### Input data:

_____

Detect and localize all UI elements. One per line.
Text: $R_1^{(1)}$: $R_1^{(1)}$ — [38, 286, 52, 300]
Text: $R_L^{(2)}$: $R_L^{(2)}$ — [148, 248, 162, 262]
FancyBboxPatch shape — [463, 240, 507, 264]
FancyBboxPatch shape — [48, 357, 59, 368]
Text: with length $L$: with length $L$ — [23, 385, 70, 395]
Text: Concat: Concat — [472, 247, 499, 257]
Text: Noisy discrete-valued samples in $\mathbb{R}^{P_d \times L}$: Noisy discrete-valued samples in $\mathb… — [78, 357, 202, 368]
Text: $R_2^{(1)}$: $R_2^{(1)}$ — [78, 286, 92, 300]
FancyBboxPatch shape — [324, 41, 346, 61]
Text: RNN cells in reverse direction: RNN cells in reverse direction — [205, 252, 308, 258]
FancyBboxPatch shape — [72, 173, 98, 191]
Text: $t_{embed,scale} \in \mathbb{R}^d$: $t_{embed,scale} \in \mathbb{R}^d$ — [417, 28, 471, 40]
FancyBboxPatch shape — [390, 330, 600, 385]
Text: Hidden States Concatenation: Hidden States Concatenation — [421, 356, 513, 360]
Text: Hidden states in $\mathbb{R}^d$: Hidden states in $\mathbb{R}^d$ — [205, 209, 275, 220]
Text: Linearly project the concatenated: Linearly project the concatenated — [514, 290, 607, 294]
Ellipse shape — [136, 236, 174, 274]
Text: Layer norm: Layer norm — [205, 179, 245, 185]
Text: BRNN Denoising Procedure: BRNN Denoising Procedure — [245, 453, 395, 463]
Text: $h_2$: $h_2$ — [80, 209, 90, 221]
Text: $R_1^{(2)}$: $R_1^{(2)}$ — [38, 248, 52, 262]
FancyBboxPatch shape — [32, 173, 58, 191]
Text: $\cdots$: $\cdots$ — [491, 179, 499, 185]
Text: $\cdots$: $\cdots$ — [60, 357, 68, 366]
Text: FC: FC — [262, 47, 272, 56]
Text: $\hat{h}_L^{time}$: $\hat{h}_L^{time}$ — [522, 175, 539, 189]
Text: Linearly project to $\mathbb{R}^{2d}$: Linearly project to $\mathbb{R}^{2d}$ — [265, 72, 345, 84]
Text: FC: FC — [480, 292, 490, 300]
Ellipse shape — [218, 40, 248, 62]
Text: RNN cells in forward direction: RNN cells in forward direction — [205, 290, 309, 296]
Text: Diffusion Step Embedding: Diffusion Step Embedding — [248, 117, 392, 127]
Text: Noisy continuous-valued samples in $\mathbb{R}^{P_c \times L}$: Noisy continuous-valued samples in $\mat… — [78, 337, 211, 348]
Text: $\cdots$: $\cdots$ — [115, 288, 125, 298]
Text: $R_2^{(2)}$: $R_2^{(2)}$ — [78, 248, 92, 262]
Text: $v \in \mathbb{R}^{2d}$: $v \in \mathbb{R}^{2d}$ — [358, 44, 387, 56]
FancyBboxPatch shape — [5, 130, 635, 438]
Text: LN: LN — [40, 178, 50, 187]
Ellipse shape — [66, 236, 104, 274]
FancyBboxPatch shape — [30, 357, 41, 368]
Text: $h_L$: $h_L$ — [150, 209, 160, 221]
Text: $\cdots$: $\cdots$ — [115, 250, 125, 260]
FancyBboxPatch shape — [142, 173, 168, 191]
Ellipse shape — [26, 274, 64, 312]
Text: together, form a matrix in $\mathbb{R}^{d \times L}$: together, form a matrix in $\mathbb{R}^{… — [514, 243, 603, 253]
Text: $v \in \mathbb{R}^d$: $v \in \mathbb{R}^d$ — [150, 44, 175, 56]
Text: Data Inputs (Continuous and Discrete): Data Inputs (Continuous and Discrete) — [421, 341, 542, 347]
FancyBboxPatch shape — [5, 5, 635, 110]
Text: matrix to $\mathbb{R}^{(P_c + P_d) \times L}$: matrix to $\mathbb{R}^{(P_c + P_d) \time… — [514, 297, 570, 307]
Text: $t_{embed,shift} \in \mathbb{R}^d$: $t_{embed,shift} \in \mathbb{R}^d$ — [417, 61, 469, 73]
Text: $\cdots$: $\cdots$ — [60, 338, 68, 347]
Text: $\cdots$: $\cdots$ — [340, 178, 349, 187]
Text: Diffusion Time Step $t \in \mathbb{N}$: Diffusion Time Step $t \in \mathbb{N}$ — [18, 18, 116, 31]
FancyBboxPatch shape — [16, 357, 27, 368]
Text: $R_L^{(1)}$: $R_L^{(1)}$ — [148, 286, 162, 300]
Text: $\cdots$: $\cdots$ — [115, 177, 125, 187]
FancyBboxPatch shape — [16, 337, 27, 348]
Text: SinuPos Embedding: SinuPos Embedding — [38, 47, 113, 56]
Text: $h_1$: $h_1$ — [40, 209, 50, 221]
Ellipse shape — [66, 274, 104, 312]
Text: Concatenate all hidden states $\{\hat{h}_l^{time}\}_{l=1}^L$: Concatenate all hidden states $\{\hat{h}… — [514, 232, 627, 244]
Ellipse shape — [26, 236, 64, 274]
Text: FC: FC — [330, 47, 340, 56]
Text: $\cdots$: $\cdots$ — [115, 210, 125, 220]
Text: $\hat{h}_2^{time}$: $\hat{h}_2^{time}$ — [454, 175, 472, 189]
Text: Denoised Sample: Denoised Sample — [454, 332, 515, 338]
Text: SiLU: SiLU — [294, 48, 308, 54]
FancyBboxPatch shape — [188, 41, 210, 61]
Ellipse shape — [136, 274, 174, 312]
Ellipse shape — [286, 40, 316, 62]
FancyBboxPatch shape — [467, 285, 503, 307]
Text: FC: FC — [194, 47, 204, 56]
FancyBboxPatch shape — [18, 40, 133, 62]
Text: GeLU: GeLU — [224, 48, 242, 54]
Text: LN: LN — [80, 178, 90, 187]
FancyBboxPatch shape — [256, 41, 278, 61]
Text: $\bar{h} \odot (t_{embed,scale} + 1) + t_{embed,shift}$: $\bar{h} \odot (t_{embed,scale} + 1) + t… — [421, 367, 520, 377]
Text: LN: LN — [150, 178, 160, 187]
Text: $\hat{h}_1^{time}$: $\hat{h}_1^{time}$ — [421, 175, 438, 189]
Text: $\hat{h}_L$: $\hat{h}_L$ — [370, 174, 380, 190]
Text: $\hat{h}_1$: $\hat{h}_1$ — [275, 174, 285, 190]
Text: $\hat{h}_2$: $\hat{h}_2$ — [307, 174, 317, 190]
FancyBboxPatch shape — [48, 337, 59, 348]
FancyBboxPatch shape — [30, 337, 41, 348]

_____

Scan the listing above, and wherever a line holds the string "matrix", copy that line.

Text: together, form a matrix in $\mathbb{R}^{d \times L}$: together, form a matrix in $\mathbb{R}^{… — [514, 243, 603, 253]
Text: matrix to $\mathbb{R}^{(P_c + P_d) \times L}$: matrix to $\mathbb{R}^{(P_c + P_d) \time… — [514, 297, 570, 307]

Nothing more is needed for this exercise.